Using the data beneath, show every line that includes the word "hukum".
------------
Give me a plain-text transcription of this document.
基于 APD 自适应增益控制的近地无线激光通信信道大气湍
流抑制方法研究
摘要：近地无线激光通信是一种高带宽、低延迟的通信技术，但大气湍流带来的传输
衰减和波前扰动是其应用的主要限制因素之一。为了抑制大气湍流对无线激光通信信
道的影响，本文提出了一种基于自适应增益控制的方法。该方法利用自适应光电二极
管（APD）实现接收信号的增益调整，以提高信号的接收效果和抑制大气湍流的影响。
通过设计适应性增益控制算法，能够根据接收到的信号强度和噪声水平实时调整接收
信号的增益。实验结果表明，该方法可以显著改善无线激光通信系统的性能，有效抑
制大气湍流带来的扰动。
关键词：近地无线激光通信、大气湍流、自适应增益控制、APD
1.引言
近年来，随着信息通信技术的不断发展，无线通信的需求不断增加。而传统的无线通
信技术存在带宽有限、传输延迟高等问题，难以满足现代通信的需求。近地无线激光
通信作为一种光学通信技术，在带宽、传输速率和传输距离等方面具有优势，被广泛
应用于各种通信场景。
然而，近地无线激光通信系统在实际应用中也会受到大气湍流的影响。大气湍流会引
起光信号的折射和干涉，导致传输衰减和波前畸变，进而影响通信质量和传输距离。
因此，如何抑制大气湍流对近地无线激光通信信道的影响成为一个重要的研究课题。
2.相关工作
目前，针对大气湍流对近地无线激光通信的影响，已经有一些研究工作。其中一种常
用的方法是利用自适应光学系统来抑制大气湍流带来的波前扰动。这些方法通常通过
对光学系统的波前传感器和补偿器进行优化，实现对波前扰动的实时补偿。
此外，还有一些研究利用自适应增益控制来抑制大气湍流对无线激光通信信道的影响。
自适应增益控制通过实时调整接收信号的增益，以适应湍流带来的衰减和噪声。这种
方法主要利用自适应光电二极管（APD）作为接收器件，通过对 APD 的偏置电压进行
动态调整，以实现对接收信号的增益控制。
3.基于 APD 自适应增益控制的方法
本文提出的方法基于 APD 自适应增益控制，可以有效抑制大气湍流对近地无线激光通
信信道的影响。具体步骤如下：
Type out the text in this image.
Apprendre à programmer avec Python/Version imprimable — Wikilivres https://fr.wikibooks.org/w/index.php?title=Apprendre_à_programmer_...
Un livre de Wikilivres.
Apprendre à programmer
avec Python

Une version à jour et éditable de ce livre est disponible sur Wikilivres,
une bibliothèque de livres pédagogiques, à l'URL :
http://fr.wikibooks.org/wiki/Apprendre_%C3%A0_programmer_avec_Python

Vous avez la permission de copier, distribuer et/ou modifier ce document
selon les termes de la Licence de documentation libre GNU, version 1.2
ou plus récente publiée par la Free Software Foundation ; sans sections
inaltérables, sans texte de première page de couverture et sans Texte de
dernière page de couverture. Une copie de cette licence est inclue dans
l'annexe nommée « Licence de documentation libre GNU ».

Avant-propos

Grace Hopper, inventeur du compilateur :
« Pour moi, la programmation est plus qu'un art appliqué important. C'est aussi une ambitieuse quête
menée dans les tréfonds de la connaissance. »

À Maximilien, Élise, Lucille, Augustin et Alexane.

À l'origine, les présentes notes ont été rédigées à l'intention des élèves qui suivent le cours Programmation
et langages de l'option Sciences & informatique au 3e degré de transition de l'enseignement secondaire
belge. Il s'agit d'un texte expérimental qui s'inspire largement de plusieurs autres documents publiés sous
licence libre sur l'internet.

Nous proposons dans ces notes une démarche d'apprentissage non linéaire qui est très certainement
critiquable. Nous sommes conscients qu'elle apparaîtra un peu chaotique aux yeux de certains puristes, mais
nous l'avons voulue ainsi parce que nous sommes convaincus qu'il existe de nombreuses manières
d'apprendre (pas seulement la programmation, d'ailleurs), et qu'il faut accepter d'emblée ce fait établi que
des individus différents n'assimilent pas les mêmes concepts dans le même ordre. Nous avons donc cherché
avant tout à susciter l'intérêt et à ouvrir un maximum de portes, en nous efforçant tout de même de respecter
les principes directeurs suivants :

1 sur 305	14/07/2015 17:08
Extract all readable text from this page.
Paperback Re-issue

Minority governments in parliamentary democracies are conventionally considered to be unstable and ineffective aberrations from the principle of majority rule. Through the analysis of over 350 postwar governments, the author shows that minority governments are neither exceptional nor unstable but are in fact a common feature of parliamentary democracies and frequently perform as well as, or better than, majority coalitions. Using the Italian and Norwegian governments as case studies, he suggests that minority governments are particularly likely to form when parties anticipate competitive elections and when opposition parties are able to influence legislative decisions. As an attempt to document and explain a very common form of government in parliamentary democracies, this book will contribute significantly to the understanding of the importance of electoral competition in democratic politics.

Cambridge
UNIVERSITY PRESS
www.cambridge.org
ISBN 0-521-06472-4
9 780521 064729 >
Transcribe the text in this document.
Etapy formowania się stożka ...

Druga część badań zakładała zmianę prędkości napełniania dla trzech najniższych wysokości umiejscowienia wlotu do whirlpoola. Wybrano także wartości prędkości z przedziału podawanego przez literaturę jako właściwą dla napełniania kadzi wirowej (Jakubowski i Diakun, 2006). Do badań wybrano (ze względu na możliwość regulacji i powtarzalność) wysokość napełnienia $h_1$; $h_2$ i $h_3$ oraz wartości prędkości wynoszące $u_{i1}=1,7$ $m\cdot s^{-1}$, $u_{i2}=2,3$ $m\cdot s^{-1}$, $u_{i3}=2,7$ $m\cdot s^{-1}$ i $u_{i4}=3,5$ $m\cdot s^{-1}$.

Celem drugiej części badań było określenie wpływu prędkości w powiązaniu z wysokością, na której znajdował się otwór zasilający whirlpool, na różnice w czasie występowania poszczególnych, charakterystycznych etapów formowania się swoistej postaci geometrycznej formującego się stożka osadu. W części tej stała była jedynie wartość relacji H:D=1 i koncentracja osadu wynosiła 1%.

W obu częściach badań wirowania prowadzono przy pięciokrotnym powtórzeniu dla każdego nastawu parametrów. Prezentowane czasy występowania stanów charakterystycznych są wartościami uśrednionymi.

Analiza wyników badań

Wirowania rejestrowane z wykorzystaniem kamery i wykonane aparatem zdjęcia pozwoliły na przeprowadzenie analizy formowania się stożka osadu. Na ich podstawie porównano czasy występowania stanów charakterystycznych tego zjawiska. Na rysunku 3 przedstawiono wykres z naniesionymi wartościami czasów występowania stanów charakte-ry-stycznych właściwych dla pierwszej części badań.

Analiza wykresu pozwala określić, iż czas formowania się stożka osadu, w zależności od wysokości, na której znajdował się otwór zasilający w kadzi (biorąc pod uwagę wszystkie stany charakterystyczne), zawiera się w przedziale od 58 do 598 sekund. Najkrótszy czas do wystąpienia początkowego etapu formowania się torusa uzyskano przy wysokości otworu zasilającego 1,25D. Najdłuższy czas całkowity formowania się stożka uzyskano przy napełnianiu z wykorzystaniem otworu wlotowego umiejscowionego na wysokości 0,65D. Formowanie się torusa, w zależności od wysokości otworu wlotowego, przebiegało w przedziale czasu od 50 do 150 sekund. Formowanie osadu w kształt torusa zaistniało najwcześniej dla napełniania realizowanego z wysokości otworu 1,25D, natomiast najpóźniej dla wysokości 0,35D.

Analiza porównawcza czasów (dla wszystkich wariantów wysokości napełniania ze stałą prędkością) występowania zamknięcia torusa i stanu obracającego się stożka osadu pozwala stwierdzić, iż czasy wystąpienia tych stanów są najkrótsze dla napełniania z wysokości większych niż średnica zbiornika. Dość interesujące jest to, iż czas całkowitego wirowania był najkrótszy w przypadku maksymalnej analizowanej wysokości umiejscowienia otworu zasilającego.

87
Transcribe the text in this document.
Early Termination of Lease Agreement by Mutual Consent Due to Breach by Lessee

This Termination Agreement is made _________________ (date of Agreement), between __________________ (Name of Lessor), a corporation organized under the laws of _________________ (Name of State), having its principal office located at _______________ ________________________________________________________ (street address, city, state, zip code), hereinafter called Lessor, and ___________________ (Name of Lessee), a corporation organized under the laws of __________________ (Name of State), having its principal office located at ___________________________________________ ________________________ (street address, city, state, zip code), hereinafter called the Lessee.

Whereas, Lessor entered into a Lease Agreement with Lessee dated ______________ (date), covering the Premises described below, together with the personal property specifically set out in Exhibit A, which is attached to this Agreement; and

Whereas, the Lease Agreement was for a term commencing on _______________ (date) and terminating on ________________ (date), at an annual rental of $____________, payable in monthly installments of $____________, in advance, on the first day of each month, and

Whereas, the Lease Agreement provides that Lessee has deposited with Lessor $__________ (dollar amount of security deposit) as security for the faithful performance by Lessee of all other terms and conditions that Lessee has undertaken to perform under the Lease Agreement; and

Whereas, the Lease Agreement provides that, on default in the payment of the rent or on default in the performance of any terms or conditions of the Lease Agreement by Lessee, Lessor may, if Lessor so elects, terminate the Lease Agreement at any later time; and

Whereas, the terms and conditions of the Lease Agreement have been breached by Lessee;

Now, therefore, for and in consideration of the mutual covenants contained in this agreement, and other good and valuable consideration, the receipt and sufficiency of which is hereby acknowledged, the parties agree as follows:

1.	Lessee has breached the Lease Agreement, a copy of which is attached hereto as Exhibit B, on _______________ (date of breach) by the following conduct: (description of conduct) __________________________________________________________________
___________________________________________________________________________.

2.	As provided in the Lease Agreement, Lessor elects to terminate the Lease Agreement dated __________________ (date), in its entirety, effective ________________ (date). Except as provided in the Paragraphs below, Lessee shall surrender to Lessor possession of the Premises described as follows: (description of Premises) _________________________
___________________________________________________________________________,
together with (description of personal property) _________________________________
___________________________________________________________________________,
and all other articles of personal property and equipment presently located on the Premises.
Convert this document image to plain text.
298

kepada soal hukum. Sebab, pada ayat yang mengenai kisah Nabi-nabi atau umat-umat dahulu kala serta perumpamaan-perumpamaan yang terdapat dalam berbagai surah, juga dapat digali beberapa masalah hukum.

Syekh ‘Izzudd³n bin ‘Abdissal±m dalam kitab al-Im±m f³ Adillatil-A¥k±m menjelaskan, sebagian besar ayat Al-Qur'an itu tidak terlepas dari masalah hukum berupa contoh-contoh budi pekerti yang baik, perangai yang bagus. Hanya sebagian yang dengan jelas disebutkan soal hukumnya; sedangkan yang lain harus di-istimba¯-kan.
------------
Correct answer:
kepada soal hukum. Sebab, pada ayat yang mengenai kisah Nabi-nabi atau umat-umat dahulu kala serta perumpamaan-perumpamaan yang terdapat dalam berbagai surah, juga dapat digali beberapa masalah hukum.
Syekh ‘Izzudd³n bin ‘Abdissal±m dalam kitab al-Im±m f³ Adillatil-A¥k±m menjelaskan, sebagian besar ayat Al-Qur'an itu tidak terlepas dari masalah hukum berupa contoh-contoh budi pekerti yang baik, perangai yang bagus. Hanya sebagian yang dengan jelas disebutkan soal hukumnya; sedangkan yang lain harus di-istimba¯-kan.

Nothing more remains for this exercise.